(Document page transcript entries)
——
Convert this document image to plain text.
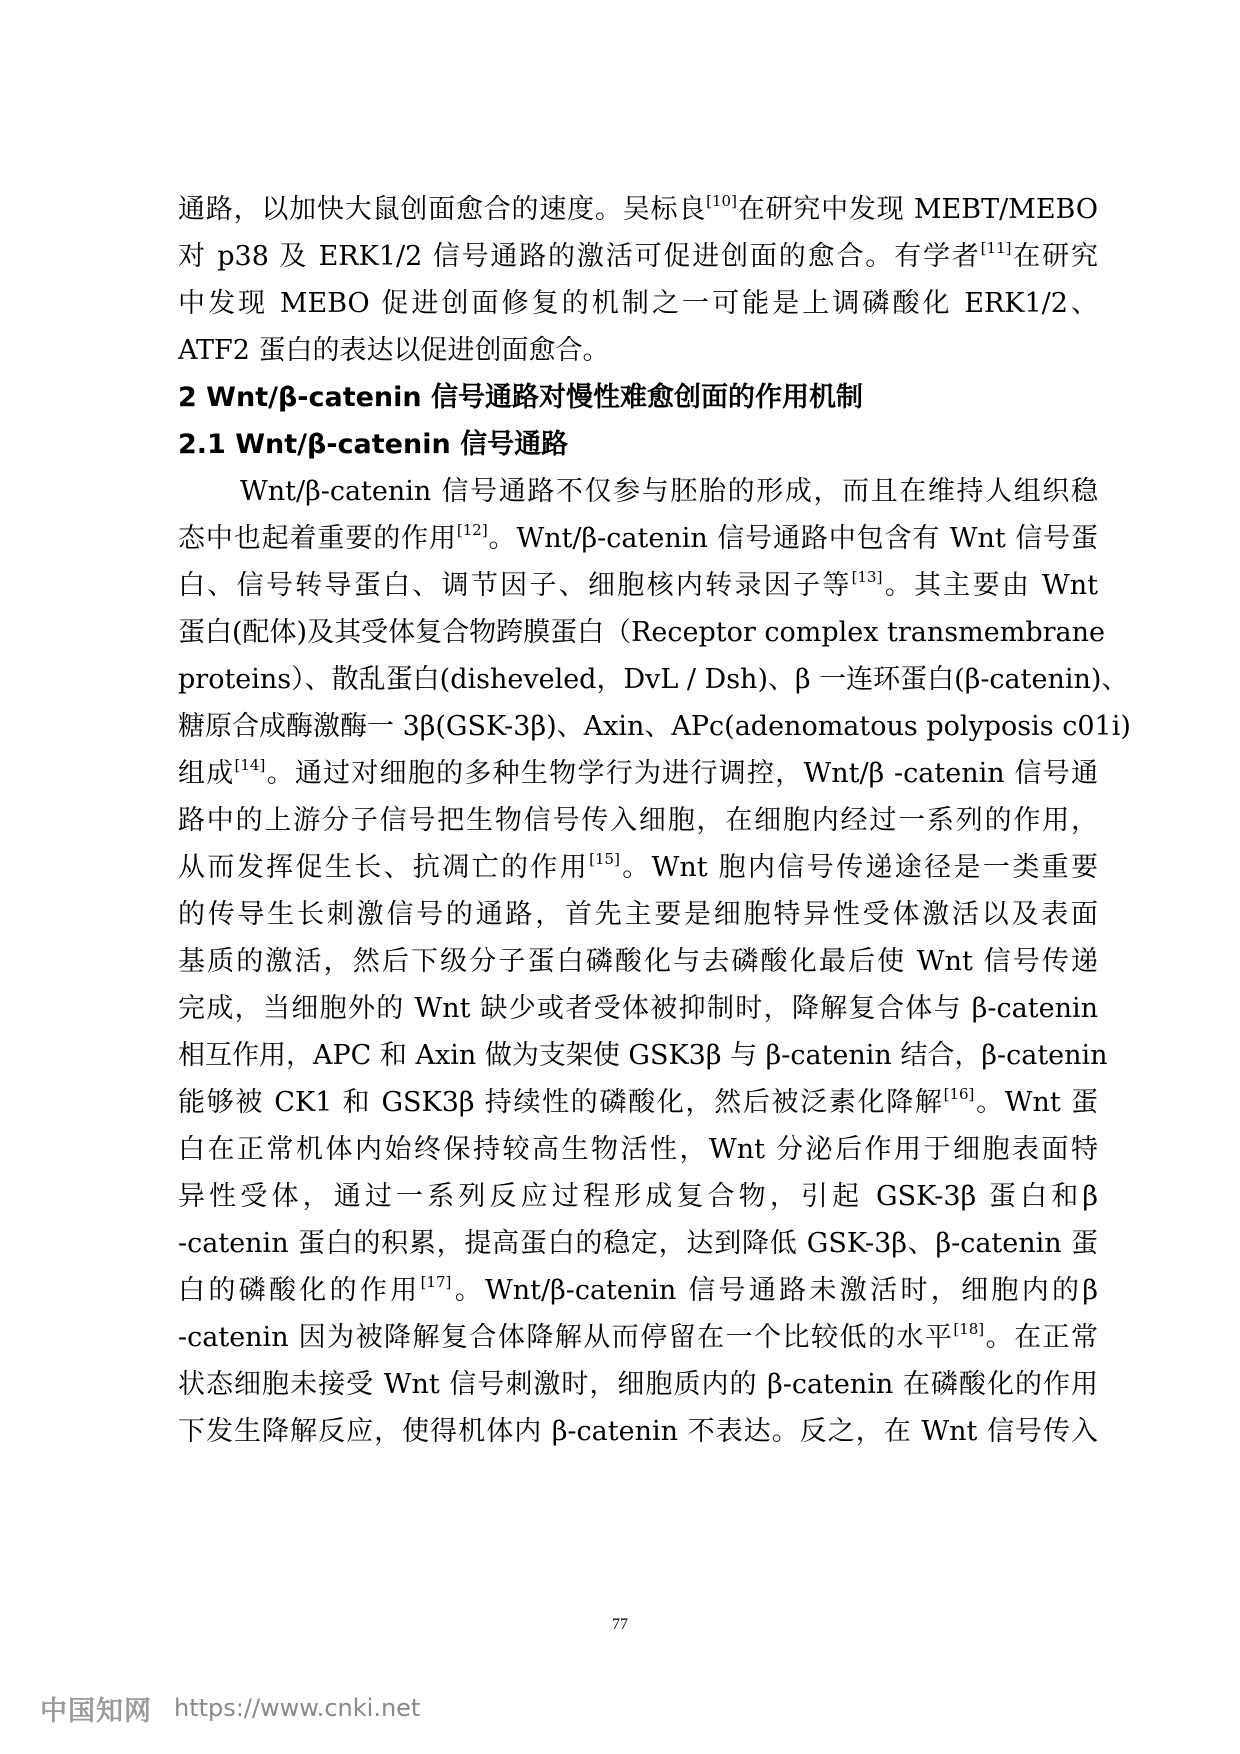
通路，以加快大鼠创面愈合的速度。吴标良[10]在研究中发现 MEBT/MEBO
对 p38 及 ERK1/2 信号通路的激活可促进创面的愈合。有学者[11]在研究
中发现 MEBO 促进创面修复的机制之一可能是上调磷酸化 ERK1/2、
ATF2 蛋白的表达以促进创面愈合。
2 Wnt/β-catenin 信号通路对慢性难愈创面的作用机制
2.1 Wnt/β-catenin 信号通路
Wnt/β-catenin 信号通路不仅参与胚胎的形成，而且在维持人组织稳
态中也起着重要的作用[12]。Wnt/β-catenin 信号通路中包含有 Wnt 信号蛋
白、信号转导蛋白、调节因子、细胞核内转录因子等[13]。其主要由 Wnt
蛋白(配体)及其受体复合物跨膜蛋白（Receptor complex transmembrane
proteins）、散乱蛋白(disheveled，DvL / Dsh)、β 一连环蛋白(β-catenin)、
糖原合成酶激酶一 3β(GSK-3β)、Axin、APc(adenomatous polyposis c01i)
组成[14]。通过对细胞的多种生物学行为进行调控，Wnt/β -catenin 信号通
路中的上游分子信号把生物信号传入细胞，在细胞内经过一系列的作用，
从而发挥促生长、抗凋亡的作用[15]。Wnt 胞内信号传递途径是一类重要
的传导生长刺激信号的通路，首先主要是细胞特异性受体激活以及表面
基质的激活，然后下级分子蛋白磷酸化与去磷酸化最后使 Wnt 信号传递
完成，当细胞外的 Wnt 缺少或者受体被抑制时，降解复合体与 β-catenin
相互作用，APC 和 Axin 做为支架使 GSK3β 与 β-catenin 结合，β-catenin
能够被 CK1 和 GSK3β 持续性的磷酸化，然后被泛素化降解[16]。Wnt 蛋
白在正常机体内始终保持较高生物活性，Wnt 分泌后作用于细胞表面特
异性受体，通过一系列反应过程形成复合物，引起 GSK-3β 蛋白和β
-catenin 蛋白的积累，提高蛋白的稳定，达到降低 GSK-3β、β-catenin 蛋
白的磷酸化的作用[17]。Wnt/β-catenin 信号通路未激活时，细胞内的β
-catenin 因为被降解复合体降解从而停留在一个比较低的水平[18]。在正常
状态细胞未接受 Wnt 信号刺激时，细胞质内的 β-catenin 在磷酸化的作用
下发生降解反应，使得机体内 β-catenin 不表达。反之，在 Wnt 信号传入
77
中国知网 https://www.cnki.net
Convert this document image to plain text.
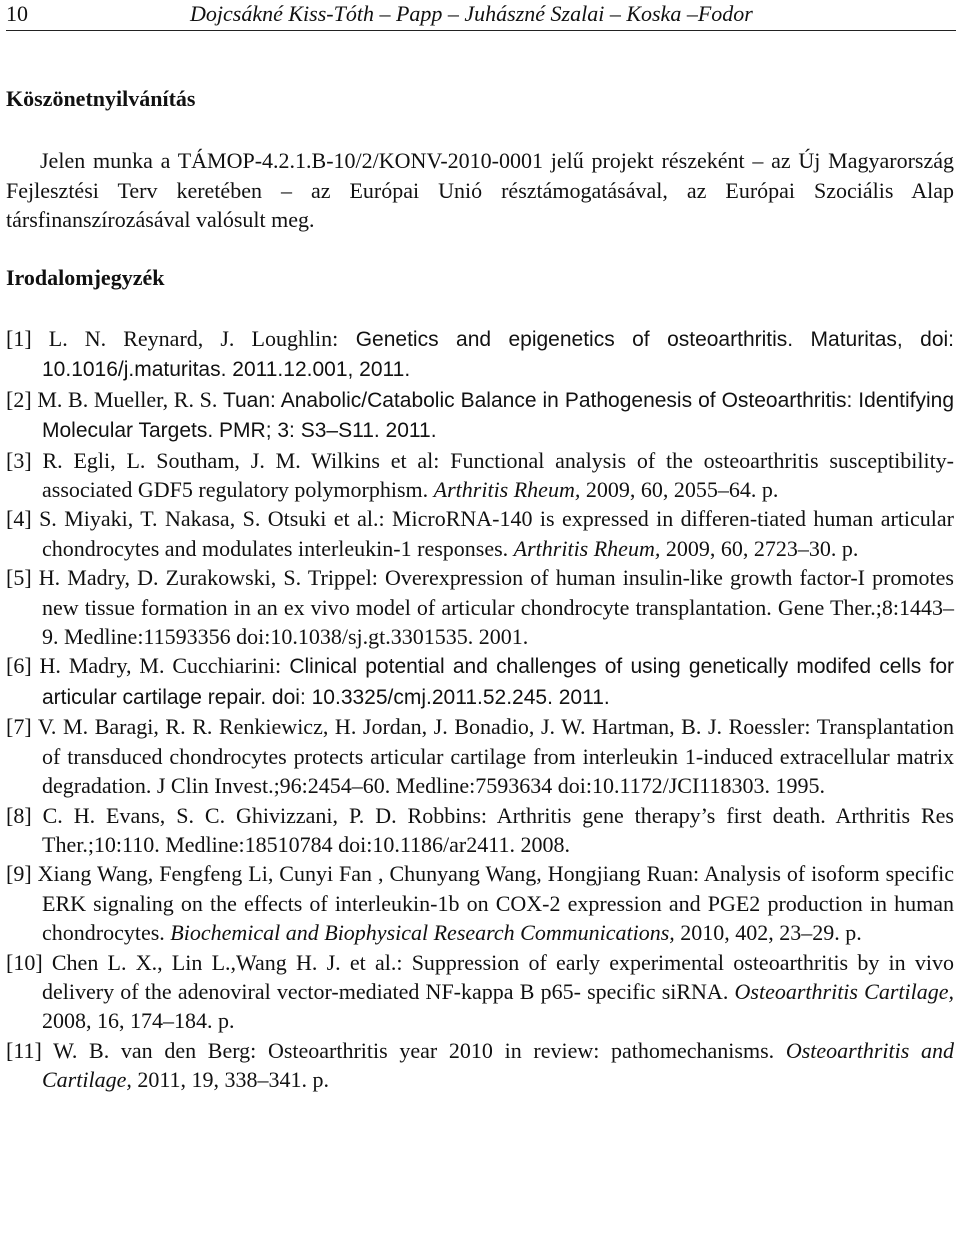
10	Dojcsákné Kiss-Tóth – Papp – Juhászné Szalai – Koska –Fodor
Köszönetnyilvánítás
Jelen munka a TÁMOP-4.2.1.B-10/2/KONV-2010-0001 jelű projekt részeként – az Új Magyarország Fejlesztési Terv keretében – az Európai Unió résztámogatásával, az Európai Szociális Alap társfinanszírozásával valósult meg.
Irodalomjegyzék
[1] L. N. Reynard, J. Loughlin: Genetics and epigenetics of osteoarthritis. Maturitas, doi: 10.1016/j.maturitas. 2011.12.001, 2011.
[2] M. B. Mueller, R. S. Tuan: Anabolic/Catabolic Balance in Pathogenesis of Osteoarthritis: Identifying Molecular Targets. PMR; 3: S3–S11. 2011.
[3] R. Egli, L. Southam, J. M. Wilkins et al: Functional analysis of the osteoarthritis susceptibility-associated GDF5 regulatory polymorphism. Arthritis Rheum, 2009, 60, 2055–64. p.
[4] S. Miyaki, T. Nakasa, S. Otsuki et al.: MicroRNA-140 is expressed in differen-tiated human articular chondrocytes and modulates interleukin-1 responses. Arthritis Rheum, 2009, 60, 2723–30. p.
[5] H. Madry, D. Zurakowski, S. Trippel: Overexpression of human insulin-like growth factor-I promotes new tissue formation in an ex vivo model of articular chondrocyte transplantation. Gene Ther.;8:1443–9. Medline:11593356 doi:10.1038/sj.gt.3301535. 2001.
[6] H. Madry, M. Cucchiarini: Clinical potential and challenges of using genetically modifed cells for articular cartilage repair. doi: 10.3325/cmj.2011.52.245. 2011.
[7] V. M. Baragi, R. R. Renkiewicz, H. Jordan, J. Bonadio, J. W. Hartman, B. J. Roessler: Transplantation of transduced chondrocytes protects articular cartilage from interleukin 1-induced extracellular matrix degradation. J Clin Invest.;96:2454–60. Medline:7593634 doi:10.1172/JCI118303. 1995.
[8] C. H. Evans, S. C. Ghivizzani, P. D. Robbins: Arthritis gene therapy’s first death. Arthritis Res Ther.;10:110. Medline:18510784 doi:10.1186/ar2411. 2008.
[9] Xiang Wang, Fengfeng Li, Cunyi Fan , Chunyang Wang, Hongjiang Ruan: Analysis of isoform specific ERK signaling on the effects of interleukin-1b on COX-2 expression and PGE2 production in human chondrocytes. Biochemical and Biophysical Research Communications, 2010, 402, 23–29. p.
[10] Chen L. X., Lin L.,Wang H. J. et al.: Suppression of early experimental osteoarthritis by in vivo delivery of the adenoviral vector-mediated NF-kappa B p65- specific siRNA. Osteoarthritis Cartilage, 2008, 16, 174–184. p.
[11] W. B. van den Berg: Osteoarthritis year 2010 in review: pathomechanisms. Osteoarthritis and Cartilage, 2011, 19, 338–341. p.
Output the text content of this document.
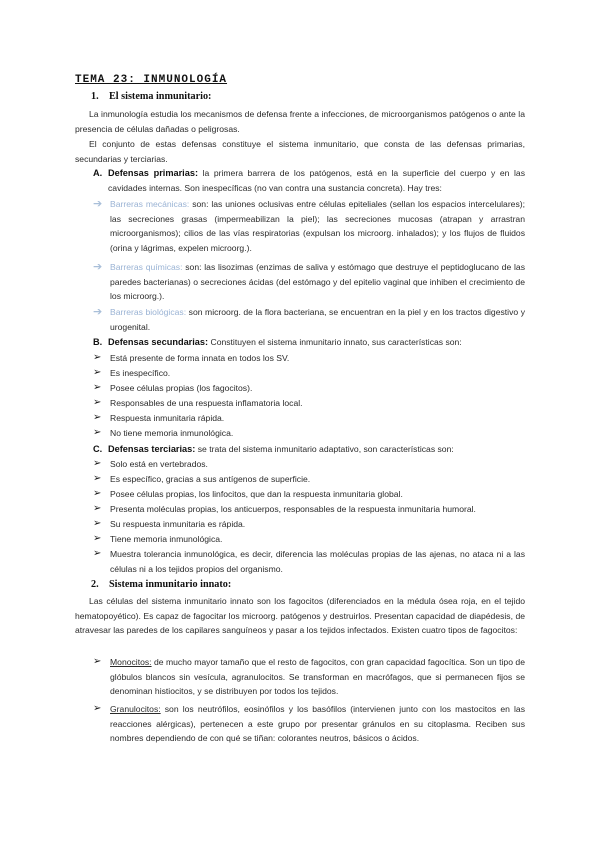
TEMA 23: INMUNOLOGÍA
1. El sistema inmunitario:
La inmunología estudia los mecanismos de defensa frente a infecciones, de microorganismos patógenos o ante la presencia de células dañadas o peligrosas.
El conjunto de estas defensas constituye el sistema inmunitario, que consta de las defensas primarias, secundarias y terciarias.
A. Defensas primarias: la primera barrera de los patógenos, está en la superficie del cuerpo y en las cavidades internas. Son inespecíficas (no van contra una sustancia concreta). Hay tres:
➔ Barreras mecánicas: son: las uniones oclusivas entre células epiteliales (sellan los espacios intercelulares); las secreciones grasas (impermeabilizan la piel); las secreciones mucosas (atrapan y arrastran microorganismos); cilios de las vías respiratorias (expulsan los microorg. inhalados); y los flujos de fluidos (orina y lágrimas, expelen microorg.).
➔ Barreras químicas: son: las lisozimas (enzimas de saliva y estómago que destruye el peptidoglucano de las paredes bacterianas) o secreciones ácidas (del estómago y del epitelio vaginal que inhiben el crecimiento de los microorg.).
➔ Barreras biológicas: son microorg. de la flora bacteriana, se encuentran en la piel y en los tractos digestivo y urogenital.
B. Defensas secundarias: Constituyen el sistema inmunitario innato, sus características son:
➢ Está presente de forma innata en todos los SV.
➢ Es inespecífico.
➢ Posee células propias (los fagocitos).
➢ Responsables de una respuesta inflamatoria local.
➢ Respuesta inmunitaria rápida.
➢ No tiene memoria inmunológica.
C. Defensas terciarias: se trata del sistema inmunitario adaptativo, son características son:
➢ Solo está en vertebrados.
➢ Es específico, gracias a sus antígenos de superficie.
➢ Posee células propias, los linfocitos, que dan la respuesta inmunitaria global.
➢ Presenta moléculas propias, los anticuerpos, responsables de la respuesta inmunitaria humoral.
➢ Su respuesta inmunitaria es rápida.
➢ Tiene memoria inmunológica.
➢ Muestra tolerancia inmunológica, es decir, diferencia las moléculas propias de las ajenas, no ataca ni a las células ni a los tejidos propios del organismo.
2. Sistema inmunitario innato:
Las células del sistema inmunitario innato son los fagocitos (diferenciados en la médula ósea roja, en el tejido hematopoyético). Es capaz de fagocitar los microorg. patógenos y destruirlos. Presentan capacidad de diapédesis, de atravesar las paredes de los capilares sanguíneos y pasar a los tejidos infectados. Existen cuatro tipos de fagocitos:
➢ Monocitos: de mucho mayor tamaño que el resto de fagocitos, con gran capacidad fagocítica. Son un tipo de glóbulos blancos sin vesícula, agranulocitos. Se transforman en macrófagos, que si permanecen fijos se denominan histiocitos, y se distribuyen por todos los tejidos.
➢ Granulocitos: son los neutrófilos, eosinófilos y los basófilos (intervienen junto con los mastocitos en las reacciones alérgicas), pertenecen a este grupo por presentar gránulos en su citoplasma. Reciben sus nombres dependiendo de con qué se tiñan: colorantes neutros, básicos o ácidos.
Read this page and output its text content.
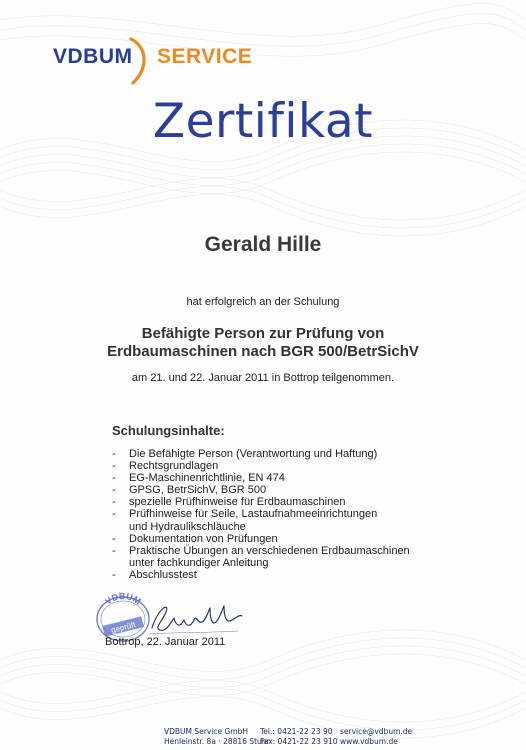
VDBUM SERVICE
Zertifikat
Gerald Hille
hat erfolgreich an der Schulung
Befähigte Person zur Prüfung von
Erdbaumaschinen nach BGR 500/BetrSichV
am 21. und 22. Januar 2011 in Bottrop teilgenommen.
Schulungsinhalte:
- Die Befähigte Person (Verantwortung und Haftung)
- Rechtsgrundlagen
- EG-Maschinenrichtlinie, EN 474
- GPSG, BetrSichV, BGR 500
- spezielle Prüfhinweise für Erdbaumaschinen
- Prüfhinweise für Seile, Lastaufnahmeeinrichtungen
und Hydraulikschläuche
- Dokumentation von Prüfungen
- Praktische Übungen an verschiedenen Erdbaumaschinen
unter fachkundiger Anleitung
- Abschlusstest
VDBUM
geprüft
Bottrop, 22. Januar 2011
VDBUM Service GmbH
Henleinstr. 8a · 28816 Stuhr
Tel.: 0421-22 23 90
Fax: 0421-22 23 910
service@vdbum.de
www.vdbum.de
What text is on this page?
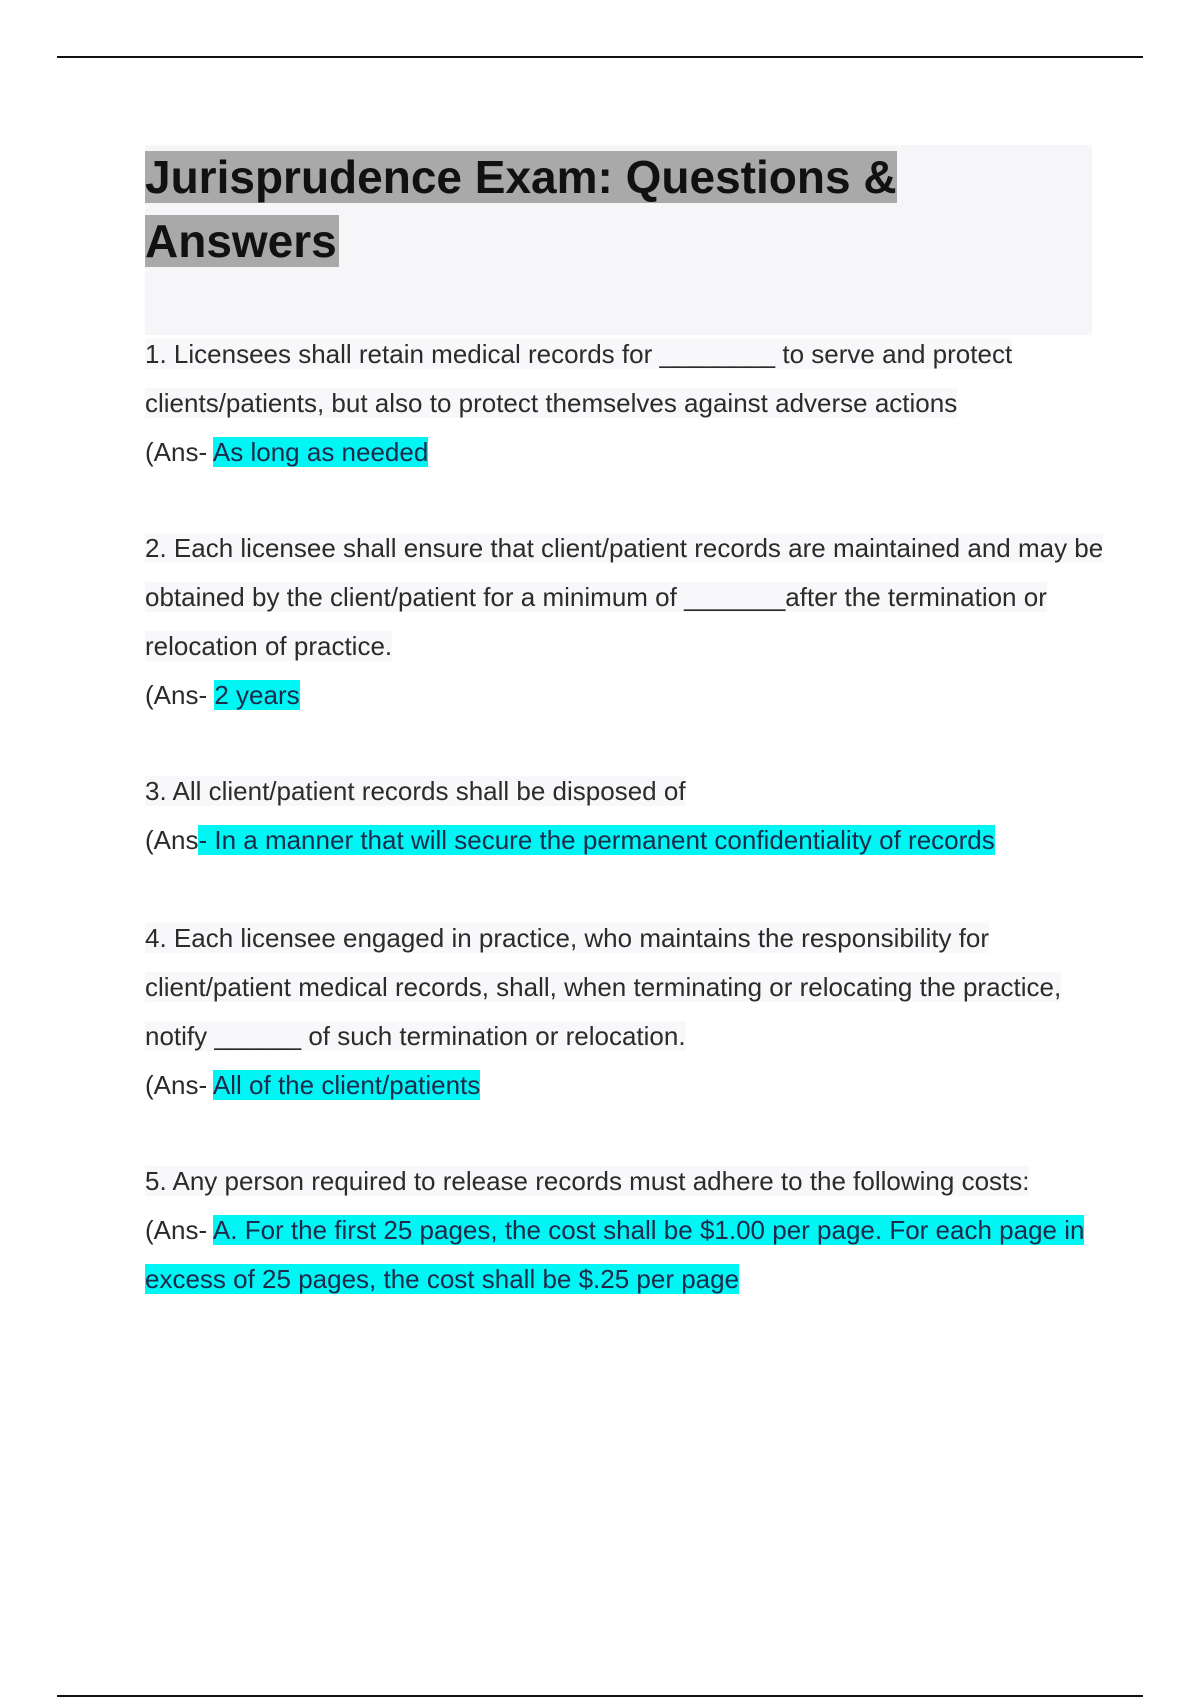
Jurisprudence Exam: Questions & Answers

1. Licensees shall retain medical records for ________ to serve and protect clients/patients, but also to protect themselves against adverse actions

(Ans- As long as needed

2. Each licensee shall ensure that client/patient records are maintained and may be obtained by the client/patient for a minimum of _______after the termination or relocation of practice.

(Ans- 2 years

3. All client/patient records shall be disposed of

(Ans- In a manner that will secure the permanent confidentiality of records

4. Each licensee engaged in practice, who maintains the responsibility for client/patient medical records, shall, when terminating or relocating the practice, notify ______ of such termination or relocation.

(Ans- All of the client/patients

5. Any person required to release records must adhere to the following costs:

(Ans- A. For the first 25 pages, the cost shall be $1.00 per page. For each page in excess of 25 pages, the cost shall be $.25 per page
——
What the task asks » The required output is every line above that contains the string "propias".

Task output »
➢ Posee células propias (los fagocitos).
➢ Posee células propias, los linfocitos, que dan la respuesta inmunitaria global.
➢ Presenta moléculas propias, los anticuerpos, responsables de la respuesta inmunitaria humoral.
➢ Muestra tolerancia inmunológica, es decir, diferencia las moléculas propias de las ajenas, no ataca ni a las células ni a los tejidos propios del organismo.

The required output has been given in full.